[Data extract]
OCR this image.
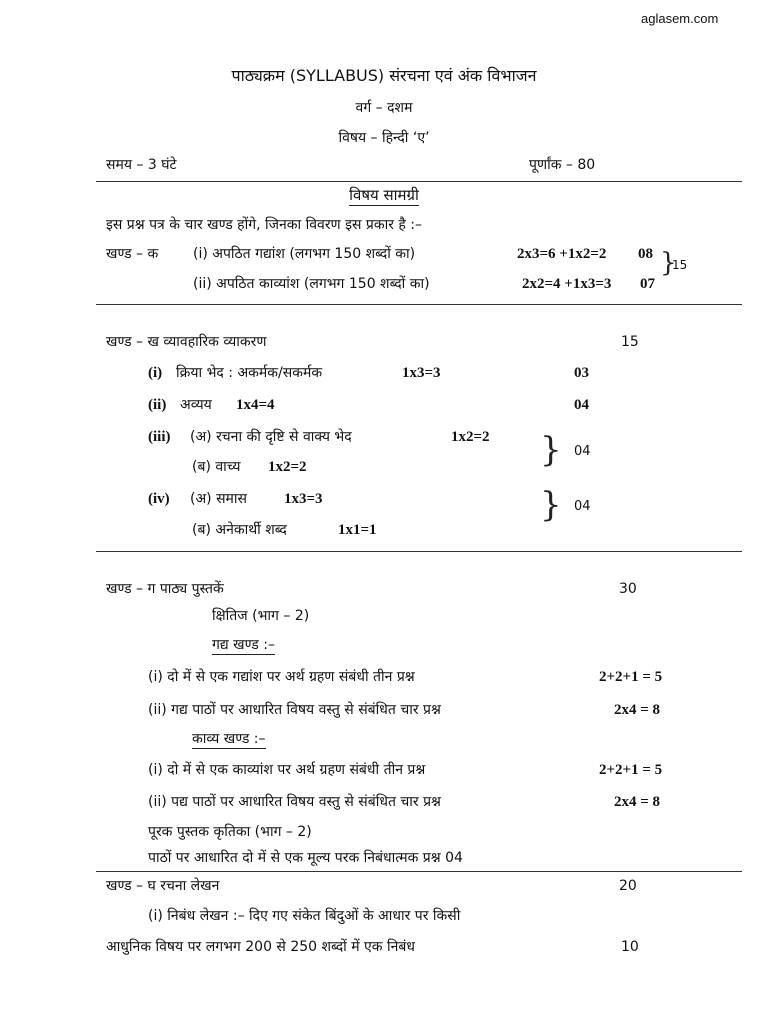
aglasem.com
पाठ्यक्रम (SYLLABUS) संरचना एवं अंक विभाजन
वर्ग – दशम
विषय – हिन्दी ‘ए’
समय – 3 घंटे	पूर्णांक – 80
विषय सामग्री
इस प्रश्न पत्र के चार खण्ड होंगे, जिनका विवरण इस प्रकार है :–
खण्ड – क (i) अपठित गद्यांश (लगभग 150 शब्दों का)	2x3=6 +1x2=2 08
(ii) अपठित काव्यांश (लगभग 150 शब्दों का)	2x2=4 +1x3=3 07
}
15
खण्ड – ख व्यावहारिक व्याकरण	15
(i) क्रिया भेद : अकर्मक/सकर्मक	1x3=3	03
(ii) अव्यय 1x4=4	04
(iii) (अ) रचना की दृष्टि से वाक्य भेद	1x2=2
(ब) वाच्य 1x2=2	} 04
(iv) (अ) समास 1x3=3
(ब) अनेकार्थी शब्द	1x1=1
} 04
खण्ड – ग पाठ्य पुस्तकें	30
क्षितिज (भाग – 2)
गद्य खण्ड :–
(i) दो में से एक गद्यांश पर अर्थ ग्रहण संबंधी तीन प्रश्न	2+2+1 = 5
(ii) गद्य पाठों पर आधारित विषय वस्तु से संबंधित चार प्रश्न	2x4 = 8
काव्य खण्ड :–
(i) दो में से एक काव्यांश पर अर्थ ग्रहण संबंधी तीन प्रश्न	2+2+1 = 5
(ii) पद्य पाठों पर आधारित विषय वस्तु से संबंधित चार प्रश्न	2x4 = 8
पूरक पुस्तक कृतिका (भाग – 2)
पाठों पर आधारित दो में से एक मूल्य परक निबंधात्मक प्रश्न 04
खण्ड – घ रचना लेखन	20
(i) निबंध लेखन :– दिए गए संकेत बिंदुओं के आधार पर किसी
आधुनिक विषय पर लगभग 200 से 250 शब्दों में एक निबंध	10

[The exercise] Search the entries for the word "लगभग", then gather every line that has it.

[Task result]
खण्ड – क (i) अपठित गद्यांश (लगभग 150 शब्दों का)	2x3=6 +1x2=2 08
(ii) अपठित काव्यांश (लगभग 150 शब्दों का)	2x2=4 +1x3=3 07
आधुनिक विषय पर लगभग 200 से 250 शब्दों में एक निबंध	10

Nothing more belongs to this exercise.